**Problem requirements:** Copy out every line of the data below without changing anything.

#####

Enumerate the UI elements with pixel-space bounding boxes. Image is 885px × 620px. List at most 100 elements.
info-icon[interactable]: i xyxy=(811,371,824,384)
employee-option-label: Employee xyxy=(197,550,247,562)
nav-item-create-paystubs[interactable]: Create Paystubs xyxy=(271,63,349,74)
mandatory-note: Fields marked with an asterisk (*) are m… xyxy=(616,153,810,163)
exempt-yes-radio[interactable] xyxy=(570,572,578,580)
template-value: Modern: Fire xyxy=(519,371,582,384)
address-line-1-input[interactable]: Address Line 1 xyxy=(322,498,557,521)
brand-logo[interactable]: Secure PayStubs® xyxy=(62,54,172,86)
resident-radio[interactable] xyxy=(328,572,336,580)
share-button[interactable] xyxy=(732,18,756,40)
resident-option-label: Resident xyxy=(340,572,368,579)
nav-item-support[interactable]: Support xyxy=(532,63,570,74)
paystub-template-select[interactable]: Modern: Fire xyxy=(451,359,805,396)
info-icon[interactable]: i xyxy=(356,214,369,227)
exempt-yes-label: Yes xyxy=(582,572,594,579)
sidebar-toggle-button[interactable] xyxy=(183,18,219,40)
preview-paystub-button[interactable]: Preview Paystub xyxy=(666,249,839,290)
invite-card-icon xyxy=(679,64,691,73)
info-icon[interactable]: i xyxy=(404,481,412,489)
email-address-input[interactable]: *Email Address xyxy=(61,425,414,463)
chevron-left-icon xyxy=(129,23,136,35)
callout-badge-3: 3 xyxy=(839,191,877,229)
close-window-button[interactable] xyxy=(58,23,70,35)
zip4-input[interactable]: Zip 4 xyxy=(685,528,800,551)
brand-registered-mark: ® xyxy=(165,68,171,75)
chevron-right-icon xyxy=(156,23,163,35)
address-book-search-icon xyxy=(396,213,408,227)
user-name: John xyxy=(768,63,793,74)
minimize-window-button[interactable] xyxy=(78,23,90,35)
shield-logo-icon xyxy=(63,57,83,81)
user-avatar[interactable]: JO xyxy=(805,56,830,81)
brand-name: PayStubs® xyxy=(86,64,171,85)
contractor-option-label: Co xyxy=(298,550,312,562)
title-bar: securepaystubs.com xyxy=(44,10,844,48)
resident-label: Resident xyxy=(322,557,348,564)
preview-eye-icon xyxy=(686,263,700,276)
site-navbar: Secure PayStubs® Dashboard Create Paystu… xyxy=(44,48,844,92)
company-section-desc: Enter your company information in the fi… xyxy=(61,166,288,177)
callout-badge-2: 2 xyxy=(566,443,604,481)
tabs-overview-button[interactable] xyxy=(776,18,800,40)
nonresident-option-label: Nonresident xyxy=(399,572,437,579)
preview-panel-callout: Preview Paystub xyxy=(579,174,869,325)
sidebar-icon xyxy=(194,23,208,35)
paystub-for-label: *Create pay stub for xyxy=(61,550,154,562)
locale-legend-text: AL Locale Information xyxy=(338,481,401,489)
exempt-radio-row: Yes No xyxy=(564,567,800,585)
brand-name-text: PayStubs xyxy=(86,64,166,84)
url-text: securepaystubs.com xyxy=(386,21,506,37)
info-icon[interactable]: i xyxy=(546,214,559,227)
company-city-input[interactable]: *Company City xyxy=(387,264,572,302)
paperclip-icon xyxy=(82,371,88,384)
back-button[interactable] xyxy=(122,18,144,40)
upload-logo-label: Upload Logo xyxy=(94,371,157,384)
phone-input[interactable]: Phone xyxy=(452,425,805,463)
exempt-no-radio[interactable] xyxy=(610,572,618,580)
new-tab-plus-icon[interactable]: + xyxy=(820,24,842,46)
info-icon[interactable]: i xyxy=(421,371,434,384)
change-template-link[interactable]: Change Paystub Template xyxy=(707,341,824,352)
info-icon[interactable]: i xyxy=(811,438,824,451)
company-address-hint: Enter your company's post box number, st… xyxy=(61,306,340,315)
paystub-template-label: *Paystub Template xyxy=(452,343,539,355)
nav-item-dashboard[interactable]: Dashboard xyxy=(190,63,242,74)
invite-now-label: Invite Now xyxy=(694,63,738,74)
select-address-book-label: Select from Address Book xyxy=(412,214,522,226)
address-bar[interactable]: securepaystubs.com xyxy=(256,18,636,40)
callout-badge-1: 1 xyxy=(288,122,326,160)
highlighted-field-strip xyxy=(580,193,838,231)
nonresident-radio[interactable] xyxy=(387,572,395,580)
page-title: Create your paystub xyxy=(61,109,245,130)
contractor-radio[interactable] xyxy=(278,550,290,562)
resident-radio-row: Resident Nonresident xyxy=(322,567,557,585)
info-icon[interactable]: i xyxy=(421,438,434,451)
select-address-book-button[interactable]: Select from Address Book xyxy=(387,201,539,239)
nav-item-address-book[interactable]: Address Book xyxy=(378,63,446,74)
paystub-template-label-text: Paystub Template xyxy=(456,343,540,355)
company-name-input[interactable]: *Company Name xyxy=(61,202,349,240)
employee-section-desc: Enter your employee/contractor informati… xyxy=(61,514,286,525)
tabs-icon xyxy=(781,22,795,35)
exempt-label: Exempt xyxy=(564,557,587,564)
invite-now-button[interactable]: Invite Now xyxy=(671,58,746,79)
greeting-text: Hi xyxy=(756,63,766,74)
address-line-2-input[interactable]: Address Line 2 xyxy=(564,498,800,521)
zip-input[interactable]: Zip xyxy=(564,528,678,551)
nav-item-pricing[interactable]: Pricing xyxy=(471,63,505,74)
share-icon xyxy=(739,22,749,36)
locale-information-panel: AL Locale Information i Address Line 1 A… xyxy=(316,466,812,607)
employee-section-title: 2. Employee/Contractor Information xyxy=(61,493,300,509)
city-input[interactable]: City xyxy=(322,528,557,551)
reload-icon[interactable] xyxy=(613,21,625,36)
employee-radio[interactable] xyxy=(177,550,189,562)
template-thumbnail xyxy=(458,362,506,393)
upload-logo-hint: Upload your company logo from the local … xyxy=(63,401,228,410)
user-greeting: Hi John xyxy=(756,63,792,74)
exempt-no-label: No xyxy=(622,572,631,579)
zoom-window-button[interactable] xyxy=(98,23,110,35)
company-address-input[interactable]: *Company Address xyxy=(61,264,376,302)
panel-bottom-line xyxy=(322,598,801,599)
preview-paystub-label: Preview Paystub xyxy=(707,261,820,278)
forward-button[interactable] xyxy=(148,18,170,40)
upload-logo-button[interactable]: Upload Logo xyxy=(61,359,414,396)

#####

**Answer:**
Enumerate the UI elements with pixel-space bounding boxes. Image is 885px × 620px. List at most 100 elements.
info-icon[interactable]: i xyxy=(811,371,824,384)
employee-option-label: Employee xyxy=(197,550,247,562)
nav-item-create-paystubs[interactable]: Create Paystubs xyxy=(271,63,349,74)
mandatory-note: Fields marked with an asterisk (*) are m… xyxy=(616,153,810,163)
exempt-yes-radio[interactable] xyxy=(570,572,578,580)
template-value: Modern: Fire xyxy=(519,371,582,384)
address-line-1-input[interactable]: Address Line 1 xyxy=(322,498,557,521)
brand-logo[interactable]: Secure PayStubs® xyxy=(62,54,172,86)
resident-radio[interactable] xyxy=(328,572,336,580)
share-button[interactable] xyxy=(732,18,756,40)
resident-option-label: Resident xyxy=(340,572,368,579)
nav-item-support[interactable]: Support xyxy=(532,63,570,74)
paystub-template-select[interactable]: Modern: Fire xyxy=(451,359,805,396)
info-icon[interactable]: i xyxy=(356,214,369,227)
exempt-yes-label: Yes xyxy=(582,572,594,579)
sidebar-toggle-button[interactable] xyxy=(183,18,219,40)
preview-paystub-button[interactable]: Preview Paystub xyxy=(666,249,839,290)
invite-card-icon xyxy=(679,64,691,73)
info-icon[interactable]: i xyxy=(404,481,412,489)
email-address-input[interactable]: *Email Address xyxy=(61,425,414,463)
chevron-left-icon xyxy=(129,23,136,35)
callout-badge-3: 3 xyxy=(839,191,877,229)
close-window-button[interactable] xyxy=(58,23,70,35)
zip4-input[interactable]: Zip 4 xyxy=(685,528,800,551)
brand-registered-mark: ® xyxy=(165,68,171,75)
chevron-right-icon xyxy=(156,23,163,35)
address-book-search-icon xyxy=(396,213,408,227)
user-name: John xyxy=(768,63,793,74)
minimize-window-button[interactable] xyxy=(78,23,90,35)
shield-logo-icon xyxy=(63,57,83,81)
user-avatar[interactable]: JO xyxy=(805,56,830,81)
brand-name: PayStubs® xyxy=(86,64,171,85)
contractor-option-label: Co xyxy=(298,550,312,562)
title-bar: securepaystubs.com xyxy=(44,10,844,48)
resident-label: Resident xyxy=(322,557,348,564)
preview-eye-icon xyxy=(686,263,700,276)
site-navbar: Secure PayStubs® Dashboard Create Paystu… xyxy=(44,48,844,92)
company-section-desc: Enter your company information in the fi… xyxy=(61,166,288,177)
callout-badge-2: 2 xyxy=(566,443,604,481)
tabs-overview-button[interactable] xyxy=(776,18,800,40)
nonresident-option-label: Nonresident xyxy=(399,572,437,579)
preview-panel-callout: Preview Paystub xyxy=(579,174,869,325)
sidebar-icon xyxy=(194,23,208,35)
paystub-for-label: *Create pay stub for xyxy=(61,550,154,562)
locale-legend-text: AL Locale Information xyxy=(338,481,401,489)
exempt-radio-row: Yes No xyxy=(564,567,800,585)
brand-name-text: PayStubs xyxy=(86,64,166,84)
url-text: securepaystubs.com xyxy=(386,21,506,37)
info-icon[interactable]: i xyxy=(546,214,559,227)
company-city-input[interactable]: *Company City xyxy=(387,264,572,302)
paperclip-icon xyxy=(82,371,88,384)
back-button[interactable] xyxy=(122,18,144,40)
upload-logo-label: Upload Logo xyxy=(94,371,157,384)
phone-input[interactable]: Phone xyxy=(452,425,805,463)
exempt-no-radio[interactable] xyxy=(610,572,618,580)
new-tab-plus-icon[interactable]: + xyxy=(820,24,842,46)
info-icon[interactable]: i xyxy=(421,371,434,384)
change-template-link[interactable]: Change Paystub Template xyxy=(707,341,824,352)
info-icon[interactable]: i xyxy=(811,438,824,451)
company-address-hint: Enter your company's post box number, st… xyxy=(61,306,340,315)
paystub-template-label: *Paystub Template xyxy=(452,343,539,355)
nav-item-dashboard[interactable]: Dashboard xyxy=(190,63,242,74)
invite-now-label: Invite Now xyxy=(694,63,738,74)
select-address-book-label: Select from Address Book xyxy=(412,214,522,226)
address-bar[interactable]: securepaystubs.com xyxy=(256,18,636,40)
callout-badge-1: 1 xyxy=(288,122,326,160)
highlighted-field-strip xyxy=(580,193,838,231)
nonresident-radio[interactable] xyxy=(387,572,395,580)
page-title: Create your paystub xyxy=(61,109,245,130)
contractor-radio[interactable] xyxy=(278,550,290,562)
resident-radio-row: Resident Nonresident xyxy=(322,567,557,585)
info-icon[interactable]: i xyxy=(421,438,434,451)
select-address-book-button[interactable]: Select from Address Book xyxy=(387,201,539,239)
nav-item-address-book[interactable]: Address Book xyxy=(378,63,446,74)
paystub-template-label-text: Paystub Template xyxy=(456,343,540,355)
company-name-input[interactable]: *Company Name xyxy=(61,202,349,240)
employee-section-desc: Enter your employee/contractor informati… xyxy=(61,514,286,525)
tabs-icon xyxy=(781,22,795,35)
exempt-label: Exempt xyxy=(564,557,587,564)
invite-now-button[interactable]: Invite Now xyxy=(671,58,746,79)
greeting-text: Hi xyxy=(756,63,766,74)
address-line-2-input[interactable]: Address Line 2 xyxy=(564,498,800,521)
zip-input[interactable]: Zip xyxy=(564,528,678,551)
nav-item-pricing[interactable]: Pricing xyxy=(471,63,505,74)
share-icon xyxy=(739,22,749,36)
locale-information-panel: AL Locale Information i Address Line 1 A… xyxy=(316,466,812,607)
employee-section-title: 2. Employee/Contractor Information xyxy=(61,493,300,509)
city-input[interactable]: City xyxy=(322,528,557,551)
reload-icon[interactable] xyxy=(613,21,625,36)
employee-radio[interactable] xyxy=(177,550,189,562)
template-thumbnail xyxy=(458,362,506,393)
upload-logo-hint: Upload your company logo from the local … xyxy=(63,401,228,410)
user-greeting: Hi John xyxy=(756,63,792,74)
exempt-no-label: No xyxy=(622,572,631,579)
zoom-window-button[interactable] xyxy=(98,23,110,35)
company-address-input[interactable]: *Company Address xyxy=(61,264,376,302)
panel-bottom-line xyxy=(322,598,801,599)
preview-paystub-label: Preview Paystub xyxy=(707,261,820,278)
forward-button[interactable] xyxy=(148,18,170,40)
upload-logo-button[interactable]: Upload Logo xyxy=(61,359,414,396)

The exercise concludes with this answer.